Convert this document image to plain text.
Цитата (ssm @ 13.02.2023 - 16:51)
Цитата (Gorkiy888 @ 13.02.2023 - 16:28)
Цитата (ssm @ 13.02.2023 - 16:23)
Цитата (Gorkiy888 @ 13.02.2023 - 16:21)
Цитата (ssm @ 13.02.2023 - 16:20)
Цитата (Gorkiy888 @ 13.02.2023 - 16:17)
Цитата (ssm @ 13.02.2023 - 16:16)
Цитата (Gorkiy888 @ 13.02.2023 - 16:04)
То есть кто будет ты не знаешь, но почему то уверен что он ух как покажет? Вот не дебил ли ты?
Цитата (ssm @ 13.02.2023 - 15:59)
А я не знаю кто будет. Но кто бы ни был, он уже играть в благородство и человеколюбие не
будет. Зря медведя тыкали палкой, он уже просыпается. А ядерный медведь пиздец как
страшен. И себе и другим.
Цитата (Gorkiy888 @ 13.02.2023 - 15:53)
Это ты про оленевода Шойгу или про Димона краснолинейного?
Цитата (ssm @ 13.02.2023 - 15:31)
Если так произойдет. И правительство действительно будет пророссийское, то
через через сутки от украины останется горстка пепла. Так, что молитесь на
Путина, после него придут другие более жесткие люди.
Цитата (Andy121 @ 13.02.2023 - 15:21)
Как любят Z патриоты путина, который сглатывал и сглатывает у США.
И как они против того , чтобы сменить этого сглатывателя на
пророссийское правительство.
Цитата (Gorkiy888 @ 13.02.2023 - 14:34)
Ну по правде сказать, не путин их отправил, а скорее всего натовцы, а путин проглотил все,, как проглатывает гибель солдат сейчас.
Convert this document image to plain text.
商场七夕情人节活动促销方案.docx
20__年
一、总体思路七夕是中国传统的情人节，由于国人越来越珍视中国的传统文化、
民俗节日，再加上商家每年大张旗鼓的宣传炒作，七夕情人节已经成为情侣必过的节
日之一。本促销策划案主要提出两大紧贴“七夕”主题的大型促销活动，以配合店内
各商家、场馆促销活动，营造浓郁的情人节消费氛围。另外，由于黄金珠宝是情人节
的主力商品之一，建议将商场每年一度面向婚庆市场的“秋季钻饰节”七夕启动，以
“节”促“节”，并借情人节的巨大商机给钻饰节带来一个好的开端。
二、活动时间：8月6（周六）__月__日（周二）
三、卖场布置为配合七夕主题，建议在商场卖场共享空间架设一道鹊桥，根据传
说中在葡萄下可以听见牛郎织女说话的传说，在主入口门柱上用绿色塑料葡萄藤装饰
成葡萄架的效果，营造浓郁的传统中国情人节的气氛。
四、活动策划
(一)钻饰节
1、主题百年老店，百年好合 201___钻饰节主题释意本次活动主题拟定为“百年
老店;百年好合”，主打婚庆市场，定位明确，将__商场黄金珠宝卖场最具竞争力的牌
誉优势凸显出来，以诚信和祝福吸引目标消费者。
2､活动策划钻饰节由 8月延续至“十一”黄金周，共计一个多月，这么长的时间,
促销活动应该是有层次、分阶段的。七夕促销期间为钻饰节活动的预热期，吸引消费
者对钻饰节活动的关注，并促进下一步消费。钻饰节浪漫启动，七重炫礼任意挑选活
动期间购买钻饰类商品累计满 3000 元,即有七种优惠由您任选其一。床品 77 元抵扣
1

WHAT TO PRODUCE ::
Copy every line verbatim.

FINISHED EXERCISE ::
Convert this document image to plain text.
Цитата (ssm @ 13.02.2023 - 16:51)
Цитата (Gorkiy888 @ 13.02.2023 - 16:28)
Цитата (ssm @ 13.02.2023 - 16:23)
Цитата (Gorkiy888 @ 13.02.2023 - 16:21)
Цитата (ssm @ 13.02.2023 - 16:20)
Цитата (Gorkiy888 @ 13.02.2023 - 16:17)
Цитата (ssm @ 13.02.2023 - 16:16)
Цитата (Gorkiy888 @ 13.02.2023 - 16:04)
То есть кто будет ты не знаешь, но почему то уверен что он ух как покажет? Вот не дебил ли ты?
Цитата (ssm @ 13.02.2023 - 15:59)
А я не знаю кто будет. Но кто бы ни был, он уже играть в благородство и человеколюбие не
будет. Зря медведя тыкали палкой, он уже просыпается. А ядерный медведь пиздец как
страшен. И себе и другим.
Цитата (Gorkiy888 @ 13.02.2023 - 15:53)
Это ты про оленевода Шойгу или про Димона краснолинейного?
Цитата (ssm @ 13.02.2023 - 15:31)
Если так произойдет. И правительство действительно будет пророссийское, то
через через сутки от украины останется горстка пепла. Так, что молитесь на
Путина, после него придут другие более жесткие люди.
Цитата (Andy121 @ 13.02.2023 - 15:21)
Как любят Z патриоты путина, который сглатывал и сглатывает у США.
И как они против того , чтобы сменить этого сглатывателя на
пророссийское правительство.
Цитата (Gorkiy888 @ 13.02.2023 - 14:34)
Ну по правде сказать, не путин их отправил, а скорее всего натовцы, а путин проглотил все,, как проглатывает гибель солдат сейчас.
Convert this document image to plain text.
商场七夕情人节活动促销方案.docx
20__年
一、总体思路七夕是中国传统的情人节，由于国人越来越珍视中国的传统文化、
民俗节日，再加上商家每年大张旗鼓的宣传炒作，七夕情人节已经成为情侣必过的节
日之一。本促销策划案主要提出两大紧贴“七夕”主题的大型促销活动，以配合店内
各商家、场馆促销活动，营造浓郁的情人节消费氛围。另外，由于黄金珠宝是情人节
的主力商品之一，建议将商场每年一度面向婚庆市场的“秋季钻饰节”七夕启动，以
“节”促“节”，并借情人节的巨大商机给钻饰节带来一个好的开端。
二、活动时间：8月6（周六）__月__日（周二）
三、卖场布置为配合七夕主题，建议在商场卖场共享空间架设一道鹊桥，根据传
说中在葡萄下可以听见牛郎织女说话的传说，在主入口门柱上用绿色塑料葡萄藤装饰
成葡萄架的效果，营造浓郁的传统中国情人节的气氛。
四、活动策划
(一)钻饰节
1、主题百年老店，百年好合 201___钻饰节主题释意本次活动主题拟定为“百年
老店;百年好合”，主打婚庆市场，定位明确，将__商场黄金珠宝卖场最具竞争力的牌
誉优势凸显出来，以诚信和祝福吸引目标消费者。
2､活动策划钻饰节由 8月延续至“十一”黄金周，共计一个多月，这么长的时间,
促销活动应该是有层次、分阶段的。七夕促销期间为钻饰节活动的预热期，吸引消费
者对钻饰节活动的关注，并促进下一步消费。钻饰节浪漫启动，七重炫礼任意挑选活
动期间购买钻饰类商品累计满 3000 元,即有七种优惠由您任选其一。床品 77 元抵扣
1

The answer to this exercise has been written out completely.